■ Quoted text
┌──

An amendment that the House adopted on a near party-line vote, 229-190, to the defense authorization bill (HR 1735) would bar the bird's re-listing until 2021 and also would de-list the American burying beetle.
The amendment is among the first of what will be a series of efforts this year to de-list or block the listing of endangered or threatened species, including the gray wolf and northern long-eared bat.
The defense bill, which passed 269-151, already contained language to bar a listing for the greater sage grouse for 10 years. An Army report warned that a listing of the grouse could restrict the use and size of training lands and limit future development.
The prairie chicken was listed as a threatened species in March 2014 over the objections of the region's lawmakers. The amendment's sponsor, Frank Lucas, R-Okla., emphasized that the de-listing he was proposing was only temporary.

└──

■ Material

┌──

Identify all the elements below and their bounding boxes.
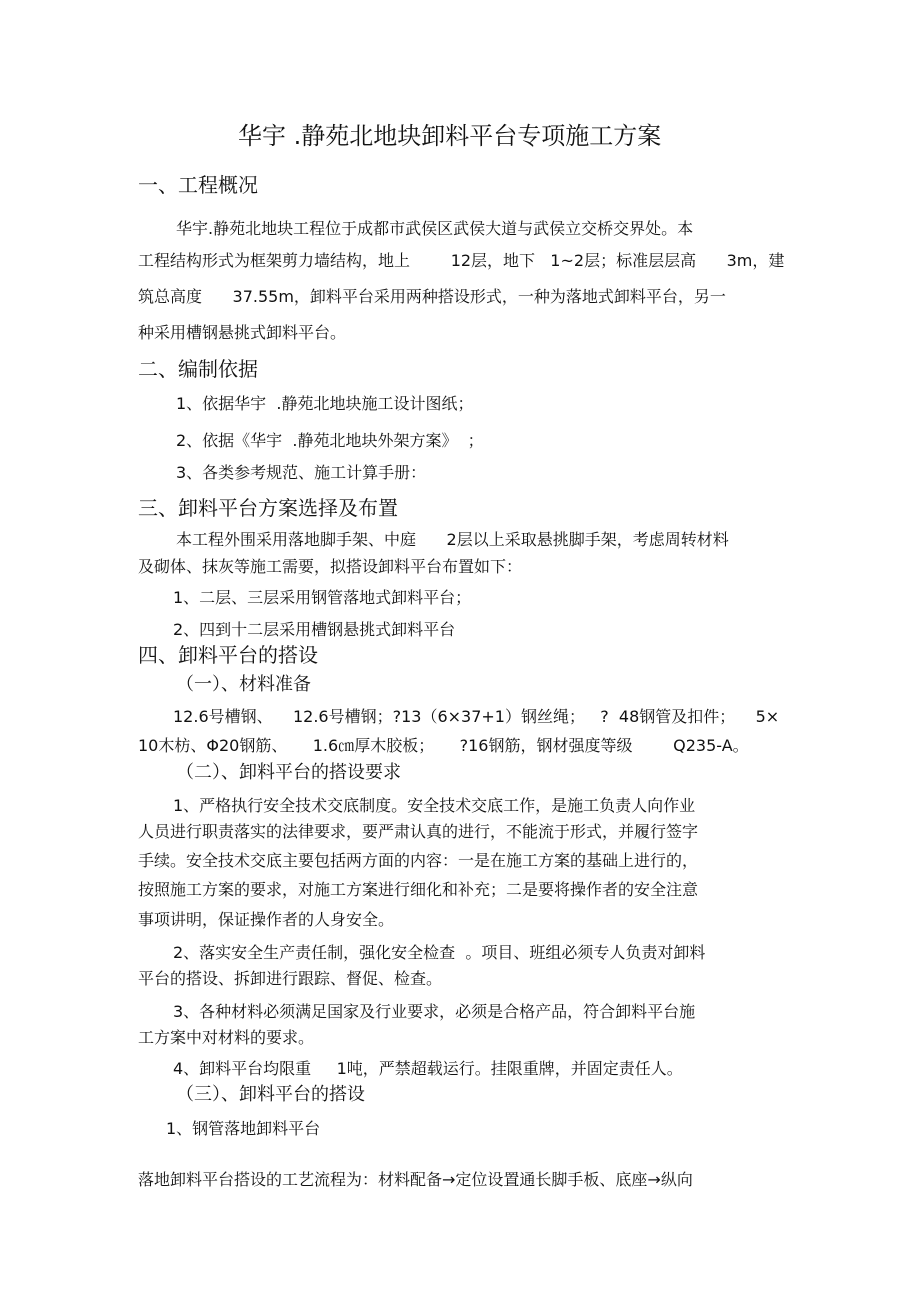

└──

■ Actions to take
a - Using the text about the House defense bill and endangered species listings, answer these:
(i) What was the vote tally on the amendment the House adopted?
(ii) By what vote did the defense bill pass?
(iii) When was the prairie chicken listed as a threatened species?
b - Carry on the text about the House defense bill and endangered species listings, picking up after its last sentence.

■ Answers for this exercise
a -
(i) 229-190
(ii) 269-151
(iii) March 2014

b -
“If in five years time the Department of Interior thinks this (five-state conservation) plan hasn't worked they can begin the process of re-listing the chicken. I'm confident that the range-wide plan will be effective not only in maintaining but in increasing” the bird's population,” he told the House.
As for the beetle that would be de-listed, Lucas said its population has soared beyond expectations.
After the vote, Lucas told Agri-Pulse he was looking to Senate Environment and Public Works Chairman Jim Inhofe, R-Okla., to push for a similar provision in that chamber.
Rep. Jackie Speier, D-Calif., poked fun at Republicans for attaching the amendment to a defense bill.
“My colleagues on the other side of the aisle have alerted us to a new threat emerging in the heart of the Western United States, a sort of feathery sleeper cell.
“The prairie chicken has not attacked our citizens, threatened our allies or disrupted our military operations. Listing the prairie chicken as endangered is a scientific decision, not within the purview of Congress and will have absolutely no effect on the Department of Defense operations."
She added a final dig:“The worst that anyone can say about the prairie chicken is that it is not a chicken but a grouse.”
Lucas and other sponsors of the amendment argued that they were justified adding the provision to the defense bill because of the impact on habitat restrictions on military installations in the region, including Fort Riley in Kansas and Cannon Air Force Base on the New Mexico-Texas border.
“We want our national defense to reign supreme,” said Rep. Steve Pearce, R-N.M.